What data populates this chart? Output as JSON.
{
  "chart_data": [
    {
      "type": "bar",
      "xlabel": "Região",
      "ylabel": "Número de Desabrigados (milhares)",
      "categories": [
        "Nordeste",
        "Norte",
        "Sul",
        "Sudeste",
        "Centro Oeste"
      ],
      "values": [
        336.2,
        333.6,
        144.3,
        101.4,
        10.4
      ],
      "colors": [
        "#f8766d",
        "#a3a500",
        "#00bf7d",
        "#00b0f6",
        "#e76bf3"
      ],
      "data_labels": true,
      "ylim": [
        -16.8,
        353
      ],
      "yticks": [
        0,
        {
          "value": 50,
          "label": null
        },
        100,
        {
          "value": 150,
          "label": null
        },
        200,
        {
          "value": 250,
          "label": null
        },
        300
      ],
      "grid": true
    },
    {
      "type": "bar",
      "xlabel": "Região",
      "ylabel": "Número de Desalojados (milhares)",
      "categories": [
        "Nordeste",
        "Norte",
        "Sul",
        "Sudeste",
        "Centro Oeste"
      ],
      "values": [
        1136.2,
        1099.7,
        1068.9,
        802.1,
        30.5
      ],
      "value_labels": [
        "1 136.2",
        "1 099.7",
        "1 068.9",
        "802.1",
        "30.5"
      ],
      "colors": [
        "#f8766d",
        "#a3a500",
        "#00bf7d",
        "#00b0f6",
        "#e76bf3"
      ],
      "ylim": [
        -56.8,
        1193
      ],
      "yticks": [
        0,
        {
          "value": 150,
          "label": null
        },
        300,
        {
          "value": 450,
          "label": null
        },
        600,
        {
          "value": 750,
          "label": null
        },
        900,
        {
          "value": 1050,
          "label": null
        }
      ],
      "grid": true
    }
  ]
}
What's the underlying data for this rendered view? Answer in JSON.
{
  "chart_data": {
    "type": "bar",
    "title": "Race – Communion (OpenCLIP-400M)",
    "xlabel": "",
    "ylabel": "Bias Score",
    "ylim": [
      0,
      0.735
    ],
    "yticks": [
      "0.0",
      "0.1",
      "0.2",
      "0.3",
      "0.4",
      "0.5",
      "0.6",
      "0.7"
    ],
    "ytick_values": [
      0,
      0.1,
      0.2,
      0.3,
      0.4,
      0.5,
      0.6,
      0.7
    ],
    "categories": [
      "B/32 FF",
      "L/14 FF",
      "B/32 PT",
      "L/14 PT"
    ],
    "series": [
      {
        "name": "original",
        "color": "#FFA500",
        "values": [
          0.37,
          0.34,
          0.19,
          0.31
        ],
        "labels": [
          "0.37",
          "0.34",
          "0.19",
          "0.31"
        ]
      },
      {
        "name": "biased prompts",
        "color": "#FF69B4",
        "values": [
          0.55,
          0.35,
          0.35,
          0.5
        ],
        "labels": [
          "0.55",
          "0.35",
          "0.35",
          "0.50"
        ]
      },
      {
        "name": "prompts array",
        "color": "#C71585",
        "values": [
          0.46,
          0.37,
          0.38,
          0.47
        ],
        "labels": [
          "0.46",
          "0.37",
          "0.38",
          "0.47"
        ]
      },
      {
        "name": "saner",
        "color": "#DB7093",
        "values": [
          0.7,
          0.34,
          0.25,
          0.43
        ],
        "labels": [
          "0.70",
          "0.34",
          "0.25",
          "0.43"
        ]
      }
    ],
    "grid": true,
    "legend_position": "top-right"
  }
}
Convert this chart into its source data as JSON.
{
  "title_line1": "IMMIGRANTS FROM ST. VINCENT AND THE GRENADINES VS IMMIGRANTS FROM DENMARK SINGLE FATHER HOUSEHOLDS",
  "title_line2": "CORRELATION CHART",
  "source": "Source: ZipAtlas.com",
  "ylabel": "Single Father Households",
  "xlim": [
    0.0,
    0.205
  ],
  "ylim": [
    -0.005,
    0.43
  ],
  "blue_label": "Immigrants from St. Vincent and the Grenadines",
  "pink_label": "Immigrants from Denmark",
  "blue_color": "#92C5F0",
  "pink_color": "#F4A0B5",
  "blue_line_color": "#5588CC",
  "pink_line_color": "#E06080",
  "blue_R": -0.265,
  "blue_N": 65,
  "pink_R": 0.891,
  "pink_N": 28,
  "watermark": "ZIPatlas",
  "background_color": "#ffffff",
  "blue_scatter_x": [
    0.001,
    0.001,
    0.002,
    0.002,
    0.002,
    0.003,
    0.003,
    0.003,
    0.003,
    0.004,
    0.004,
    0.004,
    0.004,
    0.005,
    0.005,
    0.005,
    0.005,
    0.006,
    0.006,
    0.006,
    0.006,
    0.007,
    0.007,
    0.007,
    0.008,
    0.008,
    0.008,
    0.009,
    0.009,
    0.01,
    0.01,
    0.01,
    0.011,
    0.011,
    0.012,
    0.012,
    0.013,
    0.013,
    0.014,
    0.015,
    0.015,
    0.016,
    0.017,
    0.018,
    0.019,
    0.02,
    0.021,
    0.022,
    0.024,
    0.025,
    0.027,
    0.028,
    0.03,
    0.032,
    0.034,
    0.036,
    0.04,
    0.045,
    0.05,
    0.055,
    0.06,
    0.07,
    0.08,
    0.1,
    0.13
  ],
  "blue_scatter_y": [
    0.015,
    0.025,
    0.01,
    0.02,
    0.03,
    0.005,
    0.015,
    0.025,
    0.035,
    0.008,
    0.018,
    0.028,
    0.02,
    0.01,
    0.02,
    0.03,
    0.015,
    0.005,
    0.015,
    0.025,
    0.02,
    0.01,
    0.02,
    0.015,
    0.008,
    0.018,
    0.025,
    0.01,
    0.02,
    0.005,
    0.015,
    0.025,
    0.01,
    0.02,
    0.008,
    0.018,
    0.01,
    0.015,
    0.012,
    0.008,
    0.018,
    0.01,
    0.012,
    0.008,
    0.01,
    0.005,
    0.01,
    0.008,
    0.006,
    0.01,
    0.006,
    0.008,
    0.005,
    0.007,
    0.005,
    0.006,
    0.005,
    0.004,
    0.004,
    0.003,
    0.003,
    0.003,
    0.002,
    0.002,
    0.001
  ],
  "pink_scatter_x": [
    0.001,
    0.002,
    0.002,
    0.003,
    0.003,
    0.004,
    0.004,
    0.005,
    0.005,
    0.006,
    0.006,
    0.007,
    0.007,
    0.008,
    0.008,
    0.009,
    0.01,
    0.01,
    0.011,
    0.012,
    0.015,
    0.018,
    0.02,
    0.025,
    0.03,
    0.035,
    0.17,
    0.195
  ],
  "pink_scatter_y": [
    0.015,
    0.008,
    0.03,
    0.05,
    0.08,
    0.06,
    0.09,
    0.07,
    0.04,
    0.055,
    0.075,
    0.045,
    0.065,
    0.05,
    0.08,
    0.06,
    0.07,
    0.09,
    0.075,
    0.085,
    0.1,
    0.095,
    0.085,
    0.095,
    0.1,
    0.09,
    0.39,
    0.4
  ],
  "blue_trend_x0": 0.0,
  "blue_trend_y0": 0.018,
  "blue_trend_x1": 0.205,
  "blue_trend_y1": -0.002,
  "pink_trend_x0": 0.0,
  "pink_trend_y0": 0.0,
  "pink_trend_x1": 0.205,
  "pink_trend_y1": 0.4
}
★ ★ ★ ★ ★
All of the records must be repeated exactly.

▶ **Result below**
What data populates this chart? Output as JSON.
{
  "chart_data": [
    {
      "type": "bar",
      "xlabel": "Região",
      "ylabel": "Número de Desabrigados (milhares)",
      "categories": [
        "Nordeste",
        "Norte",
        "Sul",
        "Sudeste",
        "Centro Oeste"
      ],
      "values": [
        336.2,
        333.6,
        144.3,
        101.4,
        10.4
      ],
      "colors": [
        "#f8766d",
        "#a3a500",
        "#00bf7d",
        "#00b0f6",
        "#e76bf3"
      ],
      "data_labels": true,
      "ylim": [
        -16.8,
        353
      ],
      "yticks": [
        0,
        {
          "value": 50,
          "label": null
        },
        100,
        {
          "value": 150,
          "label": null
        },
        200,
        {
          "value": 250,
          "label": null
        },
        300
      ],
      "grid": true
    },
    {
      "type": "bar",
      "xlabel": "Região",
      "ylabel": "Número de Desalojados (milhares)",
      "categories": [
        "Nordeste",
        "Norte",
        "Sul",
        "Sudeste",
        "Centro Oeste"
      ],
      "values": [
        1136.2,
        1099.7,
        1068.9,
        802.1,
        30.5
      ],
      "value_labels": [
        "1 136.2",
        "1 099.7",
        "1 068.9",
        "802.1",
        "30.5"
      ],
      "colors": [
        "#f8766d",
        "#a3a500",
        "#00bf7d",
        "#00b0f6",
        "#e76bf3"
      ],
      "ylim": [
        -56.8,
        1193
      ],
      "yticks": [
        0,
        {
          "value": 150,
          "label": null
        },
        300,
        {
          "value": 450,
          "label": null
        },
        600,
        {
          "value": 750,
          "label": null
        },
        900,
        {
          "value": 1050,
          "label": null
        }
      ],
      "grid": true
    }
  ]
}
What's the underlying data for this rendered view? Answer in JSON.
{
  "chart_data": {
    "type": "bar",
    "title": "Race – Communion (OpenCLIP-400M)",
    "xlabel": "",
    "ylabel": "Bias Score",
    "ylim": [
      0,
      0.735
    ],
    "yticks": [
      "0.0",
      "0.1",
      "0.2",
      "0.3",
      "0.4",
      "0.5",
      "0.6",
      "0.7"
    ],
    "ytick_values": [
      0,
      0.1,
      0.2,
      0.3,
      0.4,
      0.5,
      0.6,
      0.7
    ],
    "categories": [
      "B/32 FF",
      "L/14 FF",
      "B/32 PT",
      "L/14 PT"
    ],
    "series": [
      {
        "name": "original",
        "color": "#FFA500",
        "values": [
          0.37,
          0.34,
          0.19,
          0.31
        ],
        "labels": [
          "0.37",
          "0.34",
          "0.19",
          "0.31"
        ]
      },
      {
        "name": "biased prompts",
        "color": "#FF69B4",
        "values": [
          0.55,
          0.35,
          0.35,
          0.5
        ],
        "labels": [
          "0.55",
          "0.35",
          "0.35",
          "0.50"
        ]
      },
      {
        "name": "prompts array",
        "color": "#C71585",
        "values": [
          0.46,
          0.37,
          0.38,
          0.47
        ],
        "labels": [
          "0.46",
          "0.37",
          "0.38",
          "0.47"
        ]
      },
      {
        "name": "saner",
        "color": "#DB7093",
        "values": [
          0.7,
          0.34,
          0.25,
          0.43
        ],
        "labels": [
          "0.70",
          "0.34",
          "0.25",
          "0.43"
        ]
      }
    ],
    "grid": true,
    "legend_position": "top-right"
  }
}
Convert this chart into its source data as JSON.
{
  "title_line1": "IMMIGRANTS FROM ST. VINCENT AND THE GRENADINES VS IMMIGRANTS FROM DENMARK SINGLE FATHER HOUSEHOLDS",
  "title_line2": "CORRELATION CHART",
  "source": "Source: ZipAtlas.com",
  "ylabel": "Single Father Households",
  "xlim": [
    0.0,
    0.205
  ],
  "ylim": [
    -0.005,
    0.43
  ],
  "blue_label": "Immigrants from St. Vincent and the Grenadines",
  "pink_label": "Immigrants from Denmark",
  "blue_color": "#92C5F0",
  "pink_color": "#F4A0B5",
  "blue_line_color": "#5588CC",
  "pink_line_color": "#E06080",
  "blue_R": -0.265,
  "blue_N": 65,
  "pink_R": 0.891,
  "pink_N": 28,
  "watermark": "ZIPatlas",
  "background_color": "#ffffff",
  "blue_scatter_x": [
    0.001,
    0.001,
    0.002,
    0.002,
    0.002,
    0.003,
    0.003,
    0.003,
    0.003,
    0.004,
    0.004,
    0.004,
    0.004,
    0.005,
    0.005,
    0.005,
    0.005,
    0.006,
    0.006,
    0.006,
    0.006,
    0.007,
    0.007,
    0.007,
    0.008,
    0.008,
    0.008,
    0.009,
    0.009,
    0.01,
    0.01,
    0.01,
    0.011,
    0.011,
    0.012,
    0.012,
    0.013,
    0.013,
    0.014,
    0.015,
    0.015,
    0.016,
    0.017,
    0.018,
    0.019,
    0.02,
    0.021,
    0.022,
    0.024,
    0.025,
    0.027,
    0.028,
    0.03,
    0.032,
    0.034,
    0.036,
    0.04,
    0.045,
    0.05,
    0.055,
    0.06,
    0.07,
    0.08,
    0.1,
    0.13
  ],
  "blue_scatter_y": [
    0.015,
    0.025,
    0.01,
    0.02,
    0.03,
    0.005,
    0.015,
    0.025,
    0.035,
    0.008,
    0.018,
    0.028,
    0.02,
    0.01,
    0.02,
    0.03,
    0.015,
    0.005,
    0.015,
    0.025,
    0.02,
    0.01,
    0.02,
    0.015,
    0.008,
    0.018,
    0.025,
    0.01,
    0.02,
    0.005,
    0.015,
    0.025,
    0.01,
    0.02,
    0.008,
    0.018,
    0.01,
    0.015,
    0.012,
    0.008,
    0.018,
    0.01,
    0.012,
    0.008,
    0.01,
    0.005,
    0.01,
    0.008,
    0.006,
    0.01,
    0.006,
    0.008,
    0.005,
    0.007,
    0.005,
    0.006,
    0.005,
    0.004,
    0.004,
    0.003,
    0.003,
    0.003,
    0.002,
    0.002,
    0.001
  ],
  "pink_scatter_x": [
    0.001,
    0.002,
    0.002,
    0.003,
    0.003,
    0.004,
    0.004,
    0.005,
    0.005,
    0.006,
    0.006,
    0.007,
    0.007,
    0.008,
    0.008,
    0.009,
    0.01,
    0.01,
    0.011,
    0.012,
    0.015,
    0.018,
    0.02,
    0.025,
    0.03,
    0.035,
    0.17,
    0.195
  ],
  "pink_scatter_y": [
    0.015,
    0.008,
    0.03,
    0.05,
    0.08,
    0.06,
    0.09,
    0.07,
    0.04,
    0.055,
    0.075,
    0.045,
    0.065,
    0.05,
    0.08,
    0.06,
    0.07,
    0.09,
    0.075,
    0.085,
    0.1,
    0.095,
    0.085,
    0.095,
    0.1,
    0.09,
    0.39,
    0.4
  ],
  "blue_trend_x0": 0.0,
  "blue_trend_y0": 0.018,
  "blue_trend_x1": 0.205,
  "blue_trend_y1": -0.002,
  "pink_trend_x0": 0.0,
  "pink_trend_y0": 0.0,
  "pink_trend_x1": 0.205,
  "pink_trend_y1": 0.4
}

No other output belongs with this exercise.